[Collected data entries]
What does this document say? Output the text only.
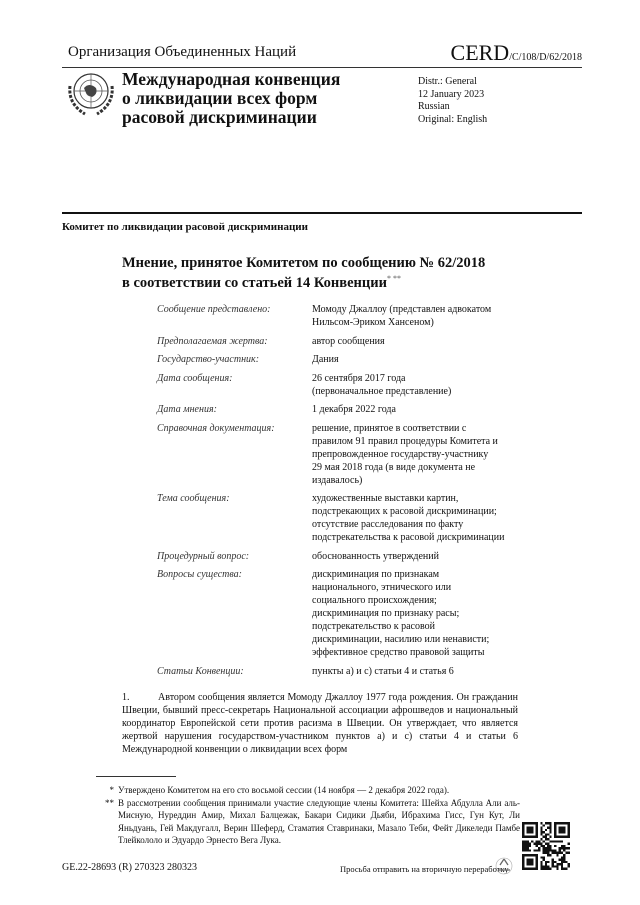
Организация Объединенных Наций	CERD/C/108/D/62/2018
Международная конвенция
о ликвидации всех форм
расовой дискриминации
Distr.: General
12 January 2023
Russian
Original: English
Комитет по ликвидации расовой дискриминации
Мнение, принятое Комитетом по сообщению № 62/2018
в соответствии со статьей 14 Конвенции* **
Сообщение представлено:	Момоду Джаллоу (представлен адвокатом
Нильсом-Эриком Хансеном)
Предполагаемая жертва:	автор сообщения
Государство-участник:	Дания
Дата сообщения:	26 сентября 2017 года
(первоначальное представление)
Дата мнения:	1 декабря 2022 года
Справочная документация:	решение, принятое в соответствии с
правилом 91 правил процедуры Комитета и
препровожденное государству-участнику
29 мая 2018 года (в виде документа не
издавалось)
Тема сообщения:	художественные выставки картин,
подстрекающих к расовой дискриминации;
отсутствие расследования по факту
подстрекательства к расовой дискриминации
Процедурный вопрос:	обоснованность утверждений
Вопросы существа:	дискриминация по признакам
национального, этнического или
социального происхождения;
дискриминация по признаку расы;
подстрекательство к расовой
дискриминации, насилию или ненависти;
эффективное средство правовой защиты
Статьи Конвенции:	пункты a) и c) статьи 4 и статья 6
1.	Автором сообщения является Момоду Джаллоу 1977 года рождения. Он гражданин Швеции, бывший пресс-секретарь Национальной ассоциации афрошведов и национальный координатор Европейской сети против расизма в Швеции. Он утверждает, что является жертвой нарушения государством-участником пунктов a) и c) статьи 4 и статьи 6 Международной конвенции о ликвидации всех форм
* Утверждено Комитетом на его сто восьмой сессии (14 ноября — 2 декабря 2022 года).
** В рассмотрении сообщения принимали участие следующие члены Комитета: Шейха Абдулла Али аль-Мисную, Нуреддин Амир, Михал Балцежак, Бакари Сидики Дьяби, Ибрахима Гисс, Гун Кут, Ли Яньдуань, Гей Макдугалл, Верин Шеферд, Стаматия Ставринаки, Мазало Теби, Фейт Дикеледи Памбе Тлейкололо и Эдуардо Эрнесто Вега Лука.
GE.22-28693 (R) 270323 280323	Просьба отправить на вторичную переработку
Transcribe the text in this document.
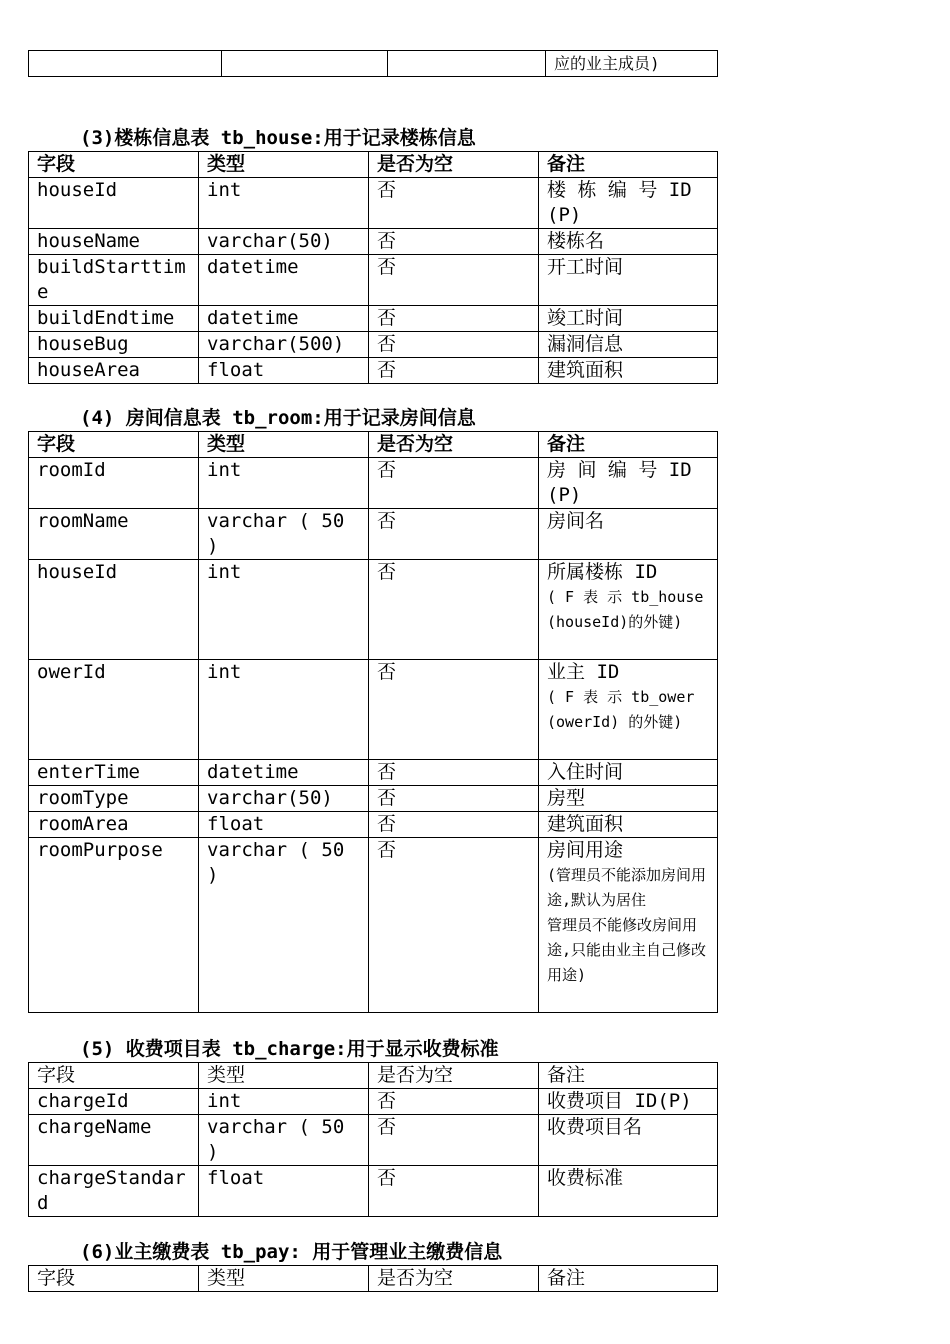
			应的业主成员)
(3)楼栋信息表 tb_house:用于记录楼栋信息
字段	类型	是否为空	备注
houseId	int	否	楼 栋 编 号 ID(P)
houseName	varchar(50)	否	楼栋名
buildStarttime	datetime	否	开工时间
buildEndtime	datetime	否	竣工时间
houseBug	varchar(500)	否	漏洞信息
houseArea	float	否	建筑面积
(4) 房间信息表 tb_room:用于记录房间信息
字段	类型	是否为空	备注
roomId	int	否	房 间 编 号 ID(P)
roomName	varchar ( 50 )	否	房间名
houseId	int	否	所属楼栋 ID
( F 表 示 tb_house(houseId)的外键)

owerId	int	否	业主 ID
( F 表 示 tb_ower(owerId) 的外键)

enterTime	datetime	否	入住时间
roomType	varchar(50)	否	房型
roomArea	float	否	建筑面积
roomPurpose	varchar ( 50 )	否	房间用途
(管理员不能添加房间用途,默认为居住
管理员不能修改房间用途,只能由业主自己修改用途)
(5) 收费项目表 tb_charge:用于显示收费标准
字段	类型	是否为空	备注
chargeId	int	否	收费项目 ID(P)
chargeName	varchar ( 50 )	否	收费项目名
chargeStandard	float	否	收费标准
(6)业主缴费表 tb_pay: 用于管理业主缴费信息
字段	类型	是否为空	备注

__Stated exercise__
Show every line from the entries above in which the word "расовой" appears.

__Task result__
расовой дискриминации
Комитет по ликвидации расовой дискриминации
подстрекающих к расовой дискриминации;
подстрекательства к расовой дискриминации
подстрекательство к расовой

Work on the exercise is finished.